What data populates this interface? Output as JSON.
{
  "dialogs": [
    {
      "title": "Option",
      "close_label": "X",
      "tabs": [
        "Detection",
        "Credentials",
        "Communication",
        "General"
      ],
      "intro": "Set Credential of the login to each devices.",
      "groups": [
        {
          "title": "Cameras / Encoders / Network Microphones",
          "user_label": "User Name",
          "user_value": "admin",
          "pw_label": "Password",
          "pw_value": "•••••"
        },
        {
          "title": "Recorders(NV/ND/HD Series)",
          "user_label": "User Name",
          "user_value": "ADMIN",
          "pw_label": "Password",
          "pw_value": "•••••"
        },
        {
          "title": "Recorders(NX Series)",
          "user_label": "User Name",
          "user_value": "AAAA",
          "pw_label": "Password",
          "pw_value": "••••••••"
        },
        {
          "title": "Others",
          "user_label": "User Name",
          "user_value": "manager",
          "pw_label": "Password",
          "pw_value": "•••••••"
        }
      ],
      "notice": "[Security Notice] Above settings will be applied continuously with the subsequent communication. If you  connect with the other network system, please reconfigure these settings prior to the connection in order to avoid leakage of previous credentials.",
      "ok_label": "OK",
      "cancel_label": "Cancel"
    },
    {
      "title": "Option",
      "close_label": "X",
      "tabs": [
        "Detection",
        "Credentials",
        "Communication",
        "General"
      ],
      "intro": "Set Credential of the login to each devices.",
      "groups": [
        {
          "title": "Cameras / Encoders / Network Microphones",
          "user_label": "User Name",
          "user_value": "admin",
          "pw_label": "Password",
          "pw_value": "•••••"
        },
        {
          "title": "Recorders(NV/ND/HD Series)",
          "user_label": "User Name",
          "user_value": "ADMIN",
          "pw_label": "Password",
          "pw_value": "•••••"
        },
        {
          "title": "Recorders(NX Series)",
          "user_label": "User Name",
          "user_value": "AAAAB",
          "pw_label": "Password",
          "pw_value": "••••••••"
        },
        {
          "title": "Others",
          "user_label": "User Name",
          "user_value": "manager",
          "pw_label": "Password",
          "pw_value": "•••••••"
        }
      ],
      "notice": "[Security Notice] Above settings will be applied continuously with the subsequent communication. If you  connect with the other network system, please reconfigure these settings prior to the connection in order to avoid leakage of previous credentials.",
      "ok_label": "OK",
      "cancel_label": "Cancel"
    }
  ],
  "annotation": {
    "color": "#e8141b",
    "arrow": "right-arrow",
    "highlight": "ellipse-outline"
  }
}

- [Goal] From the records above, please extract every line and repeat it exactly.

- [Result for this exercise]
What data populates this interface? Output as JSON.
{
  "dialogs": [
    {
      "title": "Option",
      "close_label": "X",
      "tabs": [
        "Detection",
        "Credentials",
        "Communication",
        "General"
      ],
      "intro": "Set Credential of the login to each devices.",
      "groups": [
        {
          "title": "Cameras / Encoders / Network Microphones",
          "user_label": "User Name",
          "user_value": "admin",
          "pw_label": "Password",
          "pw_value": "•••••"
        },
        {
          "title": "Recorders(NV/ND/HD Series)",
          "user_label": "User Name",
          "user_value": "ADMIN",
          "pw_label": "Password",
          "pw_value": "•••••"
        },
        {
          "title": "Recorders(NX Series)",
          "user_label": "User Name",
          "user_value": "AAAA",
          "pw_label": "Password",
          "pw_value": "••••••••"
        },
        {
          "title": "Others",
          "user_label": "User Name",
          "user_value": "manager",
          "pw_label": "Password",
          "pw_value": "•••••••"
        }
      ],
      "notice": "[Security Notice] Above settings will be applied continuously with the subsequent communication. If you  connect with the other network system, please reconfigure these settings prior to the connection in order to avoid leakage of previous credentials.",
      "ok_label": "OK",
      "cancel_label": "Cancel"
    },
    {
      "title": "Option",
      "close_label": "X",
      "tabs": [
        "Detection",
        "Credentials",
        "Communication",
        "General"
      ],
      "intro": "Set Credential of the login to each devices.",
      "groups": [
        {
          "title": "Cameras / Encoders / Network Microphones",
          "user_label": "User Name",
          "user_value": "admin",
          "pw_label": "Password",
          "pw_value": "•••••"
        },
        {
          "title": "Recorders(NV/ND/HD Series)",
          "user_label": "User Name",
          "user_value": "ADMIN",
          "pw_label": "Password",
          "pw_value": "•••••"
        },
        {
          "title": "Recorders(NX Series)",
          "user_label": "User Name",
          "user_value": "AAAAB",
          "pw_label": "Password",
          "pw_value": "••••••••"
        },
        {
          "title": "Others",
          "user_label": "User Name",
          "user_value": "manager",
          "pw_label": "Password",
          "pw_value": "•••••••"
        }
      ],
      "notice": "[Security Notice] Above settings will be applied continuously with the subsequent communication. If you  connect with the other network system, please reconfigure these settings prior to the connection in order to avoid leakage of previous credentials.",
      "ok_label": "OK",
      "cancel_label": "Cancel"
    }
  ],
  "annotation": {
    "color": "#e8141b",
    "arrow": "right-arrow",
    "highlight": "ellipse-outline"
  }
}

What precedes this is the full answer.